Instructions to follow> Find the string "点明人物性格特征" and gather every line that holds it.

** Begin Records for this task **

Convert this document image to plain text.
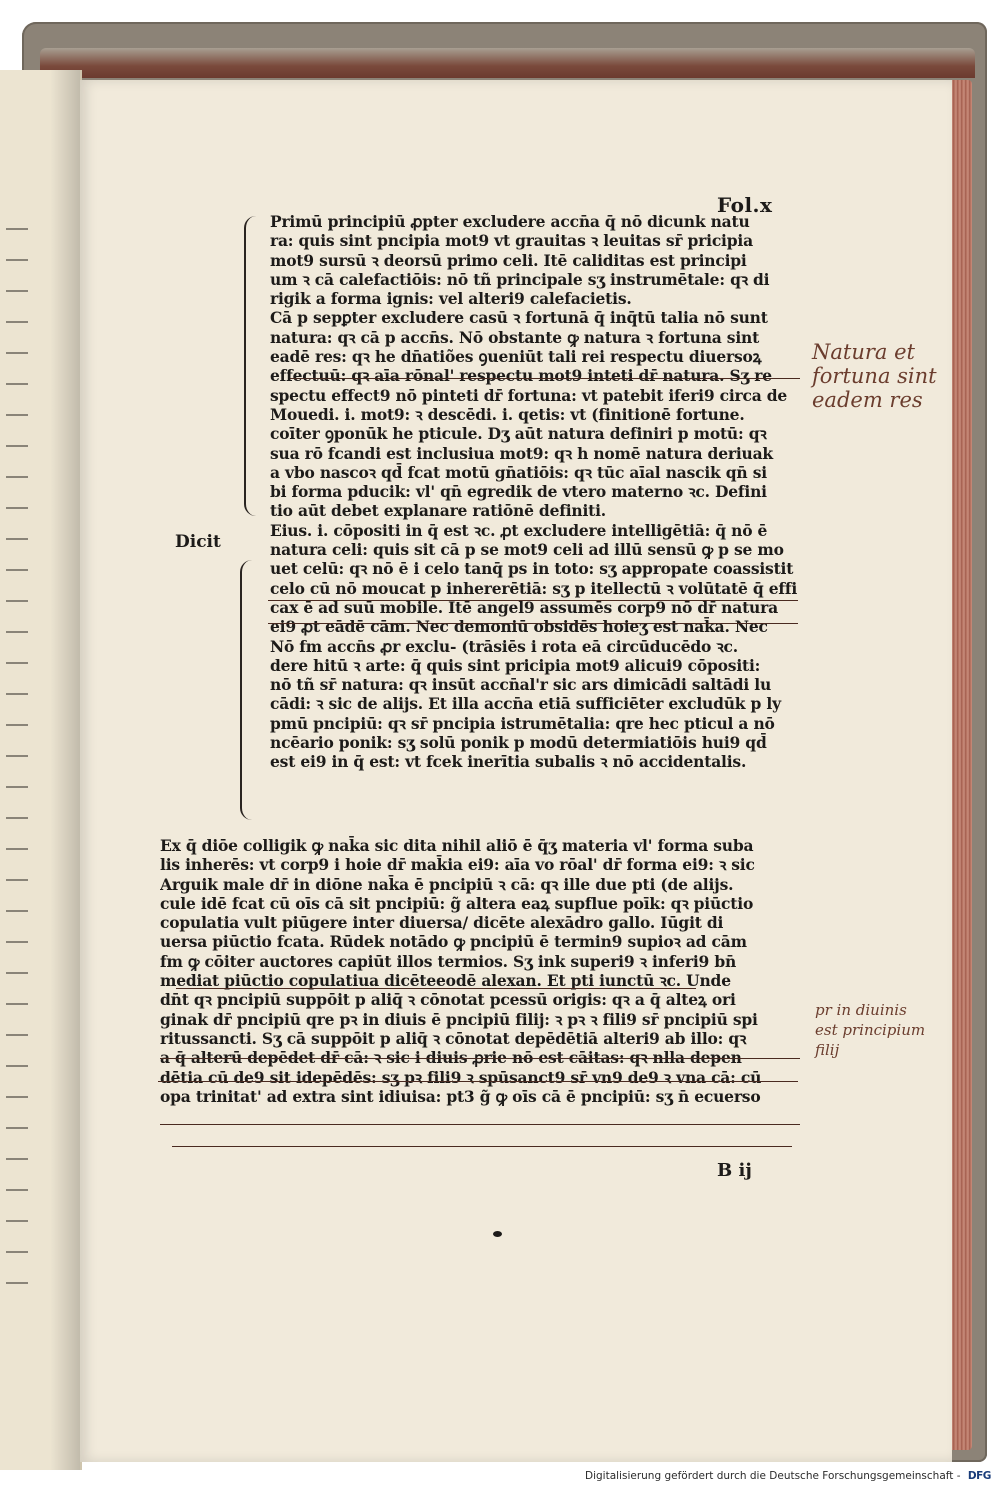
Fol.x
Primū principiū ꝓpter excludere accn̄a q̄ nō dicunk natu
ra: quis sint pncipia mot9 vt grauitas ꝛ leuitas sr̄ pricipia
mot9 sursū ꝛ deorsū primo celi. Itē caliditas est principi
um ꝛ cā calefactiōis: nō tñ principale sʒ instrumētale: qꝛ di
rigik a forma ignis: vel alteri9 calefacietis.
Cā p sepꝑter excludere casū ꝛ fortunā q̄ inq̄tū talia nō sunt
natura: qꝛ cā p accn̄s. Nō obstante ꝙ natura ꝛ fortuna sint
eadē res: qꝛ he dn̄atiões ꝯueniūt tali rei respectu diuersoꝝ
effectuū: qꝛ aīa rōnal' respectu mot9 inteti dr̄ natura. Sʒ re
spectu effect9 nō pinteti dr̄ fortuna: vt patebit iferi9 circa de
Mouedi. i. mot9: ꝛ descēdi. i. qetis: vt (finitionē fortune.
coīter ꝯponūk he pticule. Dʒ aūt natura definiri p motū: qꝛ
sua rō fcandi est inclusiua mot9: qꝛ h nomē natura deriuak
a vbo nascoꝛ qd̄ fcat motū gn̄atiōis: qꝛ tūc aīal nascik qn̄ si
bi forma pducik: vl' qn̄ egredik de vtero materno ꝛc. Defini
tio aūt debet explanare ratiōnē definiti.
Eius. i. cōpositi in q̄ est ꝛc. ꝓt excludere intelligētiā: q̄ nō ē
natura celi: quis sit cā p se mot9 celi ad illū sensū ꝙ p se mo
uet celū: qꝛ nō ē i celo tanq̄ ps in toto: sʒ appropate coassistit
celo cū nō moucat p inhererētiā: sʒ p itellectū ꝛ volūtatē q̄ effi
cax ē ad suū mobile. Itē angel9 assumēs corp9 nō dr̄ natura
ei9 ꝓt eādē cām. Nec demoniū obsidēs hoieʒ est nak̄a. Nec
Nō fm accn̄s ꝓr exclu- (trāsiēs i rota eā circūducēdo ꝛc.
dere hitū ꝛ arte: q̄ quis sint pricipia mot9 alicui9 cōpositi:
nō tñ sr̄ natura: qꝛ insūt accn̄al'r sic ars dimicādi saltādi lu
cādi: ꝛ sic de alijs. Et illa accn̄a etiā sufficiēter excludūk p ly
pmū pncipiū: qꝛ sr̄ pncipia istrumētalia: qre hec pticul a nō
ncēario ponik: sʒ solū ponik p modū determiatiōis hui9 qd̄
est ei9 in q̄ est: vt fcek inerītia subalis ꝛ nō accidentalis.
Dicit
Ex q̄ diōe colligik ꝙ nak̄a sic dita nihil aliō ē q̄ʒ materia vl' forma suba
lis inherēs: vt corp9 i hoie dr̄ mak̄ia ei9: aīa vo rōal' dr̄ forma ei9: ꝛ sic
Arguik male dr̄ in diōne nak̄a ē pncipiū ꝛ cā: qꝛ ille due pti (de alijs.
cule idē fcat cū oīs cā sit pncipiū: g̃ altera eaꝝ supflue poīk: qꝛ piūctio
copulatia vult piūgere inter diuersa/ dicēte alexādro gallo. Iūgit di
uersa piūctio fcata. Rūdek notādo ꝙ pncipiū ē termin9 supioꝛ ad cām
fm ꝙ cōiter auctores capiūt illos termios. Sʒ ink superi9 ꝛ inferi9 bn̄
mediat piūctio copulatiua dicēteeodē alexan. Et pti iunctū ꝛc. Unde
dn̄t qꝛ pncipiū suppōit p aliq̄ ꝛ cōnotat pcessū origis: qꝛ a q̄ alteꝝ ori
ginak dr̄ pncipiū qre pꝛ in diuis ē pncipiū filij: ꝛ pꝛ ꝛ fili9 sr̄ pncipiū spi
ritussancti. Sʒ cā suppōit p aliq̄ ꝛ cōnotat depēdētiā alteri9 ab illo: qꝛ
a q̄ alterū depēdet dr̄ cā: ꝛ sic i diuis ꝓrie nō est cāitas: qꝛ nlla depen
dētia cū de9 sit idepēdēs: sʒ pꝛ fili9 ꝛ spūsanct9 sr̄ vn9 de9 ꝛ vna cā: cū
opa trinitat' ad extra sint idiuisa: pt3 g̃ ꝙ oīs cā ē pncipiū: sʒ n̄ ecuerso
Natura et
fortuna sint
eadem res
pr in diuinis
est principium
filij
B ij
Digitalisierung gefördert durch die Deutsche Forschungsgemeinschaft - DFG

** End Records for this task **
** Begin Records for this task **

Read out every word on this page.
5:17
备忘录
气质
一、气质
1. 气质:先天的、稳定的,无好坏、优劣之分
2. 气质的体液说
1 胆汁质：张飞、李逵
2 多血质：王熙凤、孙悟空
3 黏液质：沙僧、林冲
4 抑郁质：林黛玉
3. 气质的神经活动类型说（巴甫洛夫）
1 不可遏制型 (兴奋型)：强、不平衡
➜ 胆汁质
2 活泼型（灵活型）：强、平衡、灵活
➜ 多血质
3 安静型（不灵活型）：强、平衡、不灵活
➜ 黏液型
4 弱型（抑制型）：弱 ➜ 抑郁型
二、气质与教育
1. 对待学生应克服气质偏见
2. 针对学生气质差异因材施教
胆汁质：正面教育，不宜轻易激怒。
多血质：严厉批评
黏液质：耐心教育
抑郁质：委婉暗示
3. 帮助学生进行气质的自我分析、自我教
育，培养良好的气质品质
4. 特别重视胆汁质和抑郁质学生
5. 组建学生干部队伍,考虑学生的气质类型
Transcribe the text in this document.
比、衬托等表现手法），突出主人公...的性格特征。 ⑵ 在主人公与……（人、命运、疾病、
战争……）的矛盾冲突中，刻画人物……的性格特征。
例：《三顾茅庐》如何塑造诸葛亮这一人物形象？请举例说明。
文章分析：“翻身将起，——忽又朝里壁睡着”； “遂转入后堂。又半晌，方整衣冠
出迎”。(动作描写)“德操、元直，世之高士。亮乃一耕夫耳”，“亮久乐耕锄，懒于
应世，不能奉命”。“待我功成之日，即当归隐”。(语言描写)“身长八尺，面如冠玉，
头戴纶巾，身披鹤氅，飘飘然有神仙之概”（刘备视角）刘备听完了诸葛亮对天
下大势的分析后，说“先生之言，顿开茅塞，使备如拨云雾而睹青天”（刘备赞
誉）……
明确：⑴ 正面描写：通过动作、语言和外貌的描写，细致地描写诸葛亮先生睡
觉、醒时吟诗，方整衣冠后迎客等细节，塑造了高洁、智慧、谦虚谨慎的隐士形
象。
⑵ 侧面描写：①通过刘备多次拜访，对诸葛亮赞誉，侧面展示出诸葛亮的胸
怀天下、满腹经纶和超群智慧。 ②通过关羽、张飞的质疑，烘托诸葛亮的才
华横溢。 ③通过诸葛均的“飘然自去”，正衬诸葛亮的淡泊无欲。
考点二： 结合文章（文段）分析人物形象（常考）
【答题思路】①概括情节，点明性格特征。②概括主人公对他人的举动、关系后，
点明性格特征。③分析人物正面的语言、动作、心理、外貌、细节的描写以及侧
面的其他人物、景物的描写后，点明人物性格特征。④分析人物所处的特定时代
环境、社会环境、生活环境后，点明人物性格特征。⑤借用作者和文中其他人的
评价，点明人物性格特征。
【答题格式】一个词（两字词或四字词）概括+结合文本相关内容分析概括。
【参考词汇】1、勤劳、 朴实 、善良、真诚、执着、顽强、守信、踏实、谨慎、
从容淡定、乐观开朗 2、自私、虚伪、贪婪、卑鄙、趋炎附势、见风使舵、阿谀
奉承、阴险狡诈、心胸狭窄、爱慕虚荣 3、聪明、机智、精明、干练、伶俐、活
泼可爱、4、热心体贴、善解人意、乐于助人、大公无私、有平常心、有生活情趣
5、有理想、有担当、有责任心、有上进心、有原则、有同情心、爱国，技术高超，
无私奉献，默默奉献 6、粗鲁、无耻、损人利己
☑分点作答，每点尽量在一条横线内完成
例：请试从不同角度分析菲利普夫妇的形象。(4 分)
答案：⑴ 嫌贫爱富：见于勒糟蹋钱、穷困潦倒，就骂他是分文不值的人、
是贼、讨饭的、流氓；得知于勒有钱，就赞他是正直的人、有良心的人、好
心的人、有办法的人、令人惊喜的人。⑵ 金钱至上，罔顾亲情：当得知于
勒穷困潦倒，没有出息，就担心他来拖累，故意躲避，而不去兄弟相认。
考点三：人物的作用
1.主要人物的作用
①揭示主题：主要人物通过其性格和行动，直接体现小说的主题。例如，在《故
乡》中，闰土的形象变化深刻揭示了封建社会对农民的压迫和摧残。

** End Records for this task **

Written solution>
面的其他人物、景物的描写后，点明人物性格特征。④分析人物所处的特定时代
环境、社会环境、生活环境后，点明人物性格特征。⑤借用作者和文中其他人的
评价，点明人物性格特征。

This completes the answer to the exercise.